(Data entries)
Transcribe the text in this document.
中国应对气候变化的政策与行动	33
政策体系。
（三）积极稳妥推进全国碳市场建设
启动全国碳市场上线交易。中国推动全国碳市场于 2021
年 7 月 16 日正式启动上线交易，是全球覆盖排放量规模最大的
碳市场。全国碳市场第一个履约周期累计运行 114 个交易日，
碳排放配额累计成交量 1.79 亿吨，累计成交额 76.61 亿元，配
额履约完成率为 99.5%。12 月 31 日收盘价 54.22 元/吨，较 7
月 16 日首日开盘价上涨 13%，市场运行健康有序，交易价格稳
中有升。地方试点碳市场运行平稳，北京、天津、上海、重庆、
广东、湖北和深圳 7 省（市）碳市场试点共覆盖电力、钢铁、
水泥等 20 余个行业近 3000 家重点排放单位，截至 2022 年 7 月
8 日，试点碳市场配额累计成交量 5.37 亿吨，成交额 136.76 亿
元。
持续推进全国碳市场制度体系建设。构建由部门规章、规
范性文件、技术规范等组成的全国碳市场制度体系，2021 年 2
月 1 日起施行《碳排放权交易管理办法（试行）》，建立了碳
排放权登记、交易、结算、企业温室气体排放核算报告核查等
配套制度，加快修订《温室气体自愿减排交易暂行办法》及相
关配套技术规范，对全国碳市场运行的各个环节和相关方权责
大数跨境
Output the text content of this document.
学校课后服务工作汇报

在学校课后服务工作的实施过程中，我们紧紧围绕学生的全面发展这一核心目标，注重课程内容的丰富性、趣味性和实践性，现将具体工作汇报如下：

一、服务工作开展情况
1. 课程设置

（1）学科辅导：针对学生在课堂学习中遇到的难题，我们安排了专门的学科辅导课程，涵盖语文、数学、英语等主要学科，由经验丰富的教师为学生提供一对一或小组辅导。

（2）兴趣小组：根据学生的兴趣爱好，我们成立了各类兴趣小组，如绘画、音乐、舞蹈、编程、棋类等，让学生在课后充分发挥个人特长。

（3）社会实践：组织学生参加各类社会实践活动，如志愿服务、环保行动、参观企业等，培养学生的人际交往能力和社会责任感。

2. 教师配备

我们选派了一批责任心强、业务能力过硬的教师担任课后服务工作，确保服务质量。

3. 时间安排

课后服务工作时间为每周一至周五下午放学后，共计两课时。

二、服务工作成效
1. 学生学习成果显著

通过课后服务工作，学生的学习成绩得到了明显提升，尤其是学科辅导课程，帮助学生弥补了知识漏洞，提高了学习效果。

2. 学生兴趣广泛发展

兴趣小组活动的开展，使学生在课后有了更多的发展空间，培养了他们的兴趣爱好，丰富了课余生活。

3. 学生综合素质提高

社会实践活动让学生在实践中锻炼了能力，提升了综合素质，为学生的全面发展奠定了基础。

§ TO DO:
From the listing, copy every line where the string "this" appears.

§ RESULT:
Transcribe the text in this document.
Output the text content of this document.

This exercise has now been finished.